Quote all of the data below exactly, please.

### [Input records]
»»
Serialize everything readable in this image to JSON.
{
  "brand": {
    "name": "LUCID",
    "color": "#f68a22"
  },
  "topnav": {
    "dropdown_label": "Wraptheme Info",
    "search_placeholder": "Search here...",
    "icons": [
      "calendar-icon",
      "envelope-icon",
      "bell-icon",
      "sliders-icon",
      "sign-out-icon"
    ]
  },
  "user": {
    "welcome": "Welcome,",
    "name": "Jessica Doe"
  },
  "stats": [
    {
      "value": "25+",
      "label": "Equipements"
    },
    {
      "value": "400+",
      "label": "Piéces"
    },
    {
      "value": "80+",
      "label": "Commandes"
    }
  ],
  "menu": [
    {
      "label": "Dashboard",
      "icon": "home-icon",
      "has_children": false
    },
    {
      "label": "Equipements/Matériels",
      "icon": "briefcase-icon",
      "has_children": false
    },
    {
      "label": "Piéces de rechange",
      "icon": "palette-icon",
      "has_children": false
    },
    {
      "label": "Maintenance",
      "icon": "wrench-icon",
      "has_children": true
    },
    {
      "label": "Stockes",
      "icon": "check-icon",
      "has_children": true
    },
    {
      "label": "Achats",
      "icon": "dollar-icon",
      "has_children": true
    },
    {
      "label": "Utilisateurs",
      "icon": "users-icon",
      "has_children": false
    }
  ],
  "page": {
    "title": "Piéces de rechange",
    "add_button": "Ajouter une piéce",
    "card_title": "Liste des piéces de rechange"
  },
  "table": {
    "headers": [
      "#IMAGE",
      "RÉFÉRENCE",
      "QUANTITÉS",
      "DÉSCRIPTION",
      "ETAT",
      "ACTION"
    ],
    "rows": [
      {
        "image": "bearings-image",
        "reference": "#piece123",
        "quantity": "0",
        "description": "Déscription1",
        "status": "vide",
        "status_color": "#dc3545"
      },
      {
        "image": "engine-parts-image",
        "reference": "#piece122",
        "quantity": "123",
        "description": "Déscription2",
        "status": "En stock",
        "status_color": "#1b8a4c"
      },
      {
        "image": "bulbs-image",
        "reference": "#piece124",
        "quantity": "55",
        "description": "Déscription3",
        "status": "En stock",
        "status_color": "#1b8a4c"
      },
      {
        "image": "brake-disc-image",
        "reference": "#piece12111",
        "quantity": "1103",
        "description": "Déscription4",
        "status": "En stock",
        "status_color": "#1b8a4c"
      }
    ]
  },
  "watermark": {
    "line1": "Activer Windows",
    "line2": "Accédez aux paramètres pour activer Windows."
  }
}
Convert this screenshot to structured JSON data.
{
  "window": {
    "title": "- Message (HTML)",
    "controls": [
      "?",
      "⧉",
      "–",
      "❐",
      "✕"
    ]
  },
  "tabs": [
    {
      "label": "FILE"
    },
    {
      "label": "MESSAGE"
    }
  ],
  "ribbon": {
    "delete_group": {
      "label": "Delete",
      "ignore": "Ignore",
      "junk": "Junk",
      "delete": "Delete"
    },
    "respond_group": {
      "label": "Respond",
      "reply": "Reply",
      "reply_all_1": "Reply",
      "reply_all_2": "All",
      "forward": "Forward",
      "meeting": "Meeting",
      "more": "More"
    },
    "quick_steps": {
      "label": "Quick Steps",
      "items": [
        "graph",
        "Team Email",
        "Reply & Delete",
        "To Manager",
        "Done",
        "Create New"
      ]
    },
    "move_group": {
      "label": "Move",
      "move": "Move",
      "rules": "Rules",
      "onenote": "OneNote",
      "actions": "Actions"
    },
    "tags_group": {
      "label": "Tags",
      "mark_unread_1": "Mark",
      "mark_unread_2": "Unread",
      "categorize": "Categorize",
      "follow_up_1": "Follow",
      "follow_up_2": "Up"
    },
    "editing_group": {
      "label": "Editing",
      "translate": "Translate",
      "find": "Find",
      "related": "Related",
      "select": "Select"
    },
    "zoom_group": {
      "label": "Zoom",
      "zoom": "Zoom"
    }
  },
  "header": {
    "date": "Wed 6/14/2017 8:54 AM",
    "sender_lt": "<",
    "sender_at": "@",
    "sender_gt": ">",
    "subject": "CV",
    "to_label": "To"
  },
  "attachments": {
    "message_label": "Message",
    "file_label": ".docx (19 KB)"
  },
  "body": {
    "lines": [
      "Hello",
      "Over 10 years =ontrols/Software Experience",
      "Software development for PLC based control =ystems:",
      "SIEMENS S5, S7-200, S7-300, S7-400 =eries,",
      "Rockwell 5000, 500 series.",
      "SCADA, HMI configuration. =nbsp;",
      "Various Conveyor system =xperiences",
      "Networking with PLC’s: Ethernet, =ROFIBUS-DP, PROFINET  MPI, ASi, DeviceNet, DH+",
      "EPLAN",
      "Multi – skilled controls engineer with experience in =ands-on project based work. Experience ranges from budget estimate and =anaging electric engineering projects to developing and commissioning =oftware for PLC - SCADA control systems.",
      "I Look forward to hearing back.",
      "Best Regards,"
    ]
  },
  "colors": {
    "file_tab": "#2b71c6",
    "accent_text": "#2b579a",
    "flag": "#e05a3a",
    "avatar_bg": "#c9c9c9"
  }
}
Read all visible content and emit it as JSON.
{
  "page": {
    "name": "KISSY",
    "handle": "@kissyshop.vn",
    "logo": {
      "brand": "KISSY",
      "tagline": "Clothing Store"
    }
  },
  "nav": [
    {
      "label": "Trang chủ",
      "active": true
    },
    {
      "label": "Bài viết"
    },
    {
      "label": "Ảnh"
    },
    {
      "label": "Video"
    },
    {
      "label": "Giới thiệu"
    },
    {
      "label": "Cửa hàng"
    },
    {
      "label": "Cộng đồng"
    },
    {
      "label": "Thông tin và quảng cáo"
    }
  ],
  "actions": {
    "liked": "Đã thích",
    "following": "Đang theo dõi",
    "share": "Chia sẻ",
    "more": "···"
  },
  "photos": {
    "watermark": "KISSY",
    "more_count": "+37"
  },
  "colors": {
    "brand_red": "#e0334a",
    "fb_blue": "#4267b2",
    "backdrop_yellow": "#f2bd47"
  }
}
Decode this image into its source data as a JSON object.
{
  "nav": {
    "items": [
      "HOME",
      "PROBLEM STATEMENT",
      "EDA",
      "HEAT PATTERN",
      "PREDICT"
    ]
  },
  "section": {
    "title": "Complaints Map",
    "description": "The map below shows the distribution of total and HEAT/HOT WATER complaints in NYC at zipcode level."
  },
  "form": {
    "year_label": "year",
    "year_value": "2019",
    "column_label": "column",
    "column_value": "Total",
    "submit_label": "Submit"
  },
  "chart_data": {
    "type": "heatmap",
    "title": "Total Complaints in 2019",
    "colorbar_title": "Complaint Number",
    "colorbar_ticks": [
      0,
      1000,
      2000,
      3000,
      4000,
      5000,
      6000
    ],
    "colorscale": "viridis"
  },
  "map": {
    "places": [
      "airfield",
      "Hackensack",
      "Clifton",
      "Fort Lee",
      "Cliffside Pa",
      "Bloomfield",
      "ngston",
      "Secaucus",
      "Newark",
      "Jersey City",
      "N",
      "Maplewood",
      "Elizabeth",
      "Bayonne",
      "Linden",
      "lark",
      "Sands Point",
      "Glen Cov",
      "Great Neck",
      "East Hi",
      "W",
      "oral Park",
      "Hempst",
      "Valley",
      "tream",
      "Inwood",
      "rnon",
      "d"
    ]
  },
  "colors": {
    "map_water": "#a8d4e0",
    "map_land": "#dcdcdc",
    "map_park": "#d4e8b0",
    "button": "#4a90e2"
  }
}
««
### [Problem solution]
Serialize everything readable in this image to JSON.
{
  "brand": {
    "name": "LUCID",
    "color": "#f68a22"
  },
  "topnav": {
    "dropdown_label": "Wraptheme Info",
    "search_placeholder": "Search here...",
    "icons": [
      "calendar-icon",
      "envelope-icon",
      "bell-icon",
      "sliders-icon",
      "sign-out-icon"
    ]
  },
  "user": {
    "welcome": "Welcome,",
    "name": "Jessica Doe"
  },
  "stats": [
    {
      "value": "25+",
      "label": "Equipements"
    },
    {
      "value": "400+",
      "label": "Piéces"
    },
    {
      "value": "80+",
      "label": "Commandes"
    }
  ],
  "menu": [
    {
      "label": "Dashboard",
      "icon": "home-icon",
      "has_children": false
    },
    {
      "label": "Equipements/Matériels",
      "icon": "briefcase-icon",
      "has_children": false
    },
    {
      "label": "Piéces de rechange",
      "icon": "palette-icon",
      "has_children": false
    },
    {
      "label": "Maintenance",
      "icon": "wrench-icon",
      "has_children": true
    },
    {
      "label": "Stockes",
      "icon": "check-icon",
      "has_children": true
    },
    {
      "label": "Achats",
      "icon": "dollar-icon",
      "has_children": true
    },
    {
      "label": "Utilisateurs",
      "icon": "users-icon",
      "has_children": false
    }
  ],
  "page": {
    "title": "Piéces de rechange",
    "add_button": "Ajouter une piéce",
    "card_title": "Liste des piéces de rechange"
  },
  "table": {
    "headers": [
      "#IMAGE",
      "RÉFÉRENCE",
      "QUANTITÉS",
      "DÉSCRIPTION",
      "ETAT",
      "ACTION"
    ],
    "rows": [
      {
        "image": "bearings-image",
        "reference": "#piece123",
        "quantity": "0",
        "description": "Déscription1",
        "status": "vide",
        "status_color": "#dc3545"
      },
      {
        "image": "engine-parts-image",
        "reference": "#piece122",
        "quantity": "123",
        "description": "Déscription2",
        "status": "En stock",
        "status_color": "#1b8a4c"
      },
      {
        "image": "bulbs-image",
        "reference": "#piece124",
        "quantity": "55",
        "description": "Déscription3",
        "status": "En stock",
        "status_color": "#1b8a4c"
      },
      {
        "image": "brake-disc-image",
        "reference": "#piece12111",
        "quantity": "1103",
        "description": "Déscription4",
        "status": "En stock",
        "status_color": "#1b8a4c"
      }
    ]
  },
  "watermark": {
    "line1": "Activer Windows",
    "line2": "Accédez aux paramètres pour activer Windows."
  }
}
Convert this screenshot to structured JSON data.
{
  "window": {
    "title": "- Message (HTML)",
    "controls": [
      "?",
      "⧉",
      "–",
      "❐",
      "✕"
    ]
  },
  "tabs": [
    {
      "label": "FILE"
    },
    {
      "label": "MESSAGE"
    }
  ],
  "ribbon": {
    "delete_group": {
      "label": "Delete",
      "ignore": "Ignore",
      "junk": "Junk",
      "delete": "Delete"
    },
    "respond_group": {
      "label": "Respond",
      "reply": "Reply",
      "reply_all_1": "Reply",
      "reply_all_2": "All",
      "forward": "Forward",
      "meeting": "Meeting",
      "more": "More"
    },
    "quick_steps": {
      "label": "Quick Steps",
      "items": [
        "graph",
        "Team Email",
        "Reply & Delete",
        "To Manager",
        "Done",
        "Create New"
      ]
    },
    "move_group": {
      "label": "Move",
      "move": "Move",
      "rules": "Rules",
      "onenote": "OneNote",
      "actions": "Actions"
    },
    "tags_group": {
      "label": "Tags",
      "mark_unread_1": "Mark",
      "mark_unread_2": "Unread",
      "categorize": "Categorize",
      "follow_up_1": "Follow",
      "follow_up_2": "Up"
    },
    "editing_group": {
      "label": "Editing",
      "translate": "Translate",
      "find": "Find",
      "related": "Related",
      "select": "Select"
    },
    "zoom_group": {
      "label": "Zoom",
      "zoom": "Zoom"
    }
  },
  "header": {
    "date": "Wed 6/14/2017 8:54 AM",
    "sender_lt": "<",
    "sender_at": "@",
    "sender_gt": ">",
    "subject": "CV",
    "to_label": "To"
  },
  "attachments": {
    "message_label": "Message",
    "file_label": ".docx (19 KB)"
  },
  "body": {
    "lines": [
      "Hello",
      "Over 10 years =ontrols/Software Experience",
      "Software development for PLC based control =ystems:",
      "SIEMENS S5, S7-200, S7-300, S7-400 =eries,",
      "Rockwell 5000, 500 series.",
      "SCADA, HMI configuration. =nbsp;",
      "Various Conveyor system =xperiences",
      "Networking with PLC’s: Ethernet, =ROFIBUS-DP, PROFINET  MPI, ASi, DeviceNet, DH+",
      "EPLAN",
      "Multi – skilled controls engineer with experience in =ands-on project based work. Experience ranges from budget estimate and =anaging electric engineering projects to developing and commissioning =oftware for PLC - SCADA control systems.",
      "I Look forward to hearing back.",
      "Best Regards,"
    ]
  },
  "colors": {
    "file_tab": "#2b71c6",
    "accent_text": "#2b579a",
    "flag": "#e05a3a",
    "avatar_bg": "#c9c9c9"
  }
}
Read all visible content and emit it as JSON.
{
  "page": {
    "name": "KISSY",
    "handle": "@kissyshop.vn",
    "logo": {
      "brand": "KISSY",
      "tagline": "Clothing Store"
    }
  },
  "nav": [
    {
      "label": "Trang chủ",
      "active": true
    },
    {
      "label": "Bài viết"
    },
    {
      "label": "Ảnh"
    },
    {
      "label": "Video"
    },
    {
      "label": "Giới thiệu"
    },
    {
      "label": "Cửa hàng"
    },
    {
      "label": "Cộng đồng"
    },
    {
      "label": "Thông tin và quảng cáo"
    }
  ],
  "actions": {
    "liked": "Đã thích",
    "following": "Đang theo dõi",
    "share": "Chia sẻ",
    "more": "···"
  },
  "photos": {
    "watermark": "KISSY",
    "more_count": "+37"
  },
  "colors": {
    "brand_red": "#e0334a",
    "fb_blue": "#4267b2",
    "backdrop_yellow": "#f2bd47"
  }
}
Decode this image into its source data as a JSON object.
{
  "nav": {
    "items": [
      "HOME",
      "PROBLEM STATEMENT",
      "EDA",
      "HEAT PATTERN",
      "PREDICT"
    ]
  },
  "section": {
    "title": "Complaints Map",
    "description": "The map below shows the distribution of total and HEAT/HOT WATER complaints in NYC at zipcode level."
  },
  "form": {
    "year_label": "year",
    "year_value": "2019",
    "column_label": "column",
    "column_value": "Total",
    "submit_label": "Submit"
  },
  "chart_data": {
    "type": "heatmap",
    "title": "Total Complaints in 2019",
    "colorbar_title": "Complaint Number",
    "colorbar_ticks": [
      0,
      1000,
      2000,
      3000,
      4000,
      5000,
      6000
    ],
    "colorscale": "viridis"
  },
  "map": {
    "places": [
      "airfield",
      "Hackensack",
      "Clifton",
      "Fort Lee",
      "Cliffside Pa",
      "Bloomfield",
      "ngston",
      "Secaucus",
      "Newark",
      "Jersey City",
      "N",
      "Maplewood",
      "Elizabeth",
      "Bayonne",
      "Linden",
      "lark",
      "Sands Point",
      "Glen Cov",
      "Great Neck",
      "East Hi",
      "W",
      "oral Park",
      "Hempst",
      "Valley",
      "tream",
      "Inwood",
      "rnon",
      "d"
    ]
  },
  "colors": {
    "map_water": "#a8d4e0",
    "map_land": "#dcdcdc",
    "map_park": "#d4e8b0",
    "button": "#4a90e2"
  }
}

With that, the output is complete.